Output each line of the material exactly as it stands.

┄┄┄┄┄┄┄┄┄┄

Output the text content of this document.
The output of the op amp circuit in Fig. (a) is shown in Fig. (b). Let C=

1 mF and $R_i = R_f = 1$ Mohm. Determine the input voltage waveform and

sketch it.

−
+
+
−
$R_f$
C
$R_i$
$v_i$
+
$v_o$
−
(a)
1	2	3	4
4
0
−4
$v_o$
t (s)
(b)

┄┄┄┄┄┄┄┄┄┄

### TASK SOLUTION
Output the text content of this document.
The output of the op amp circuit in Fig. (a) is shown in Fig. (b). Let C=

1 mF and $R_i = R_f = 1$ Mohm. Determine the input voltage waveform and

sketch it.

−
+
+
−
$R_f$
C
$R_i$
$v_i$
+
$v_o$
−
(a)
1	2	3	4
4
0
−4
$v_o$
t (s)
(b)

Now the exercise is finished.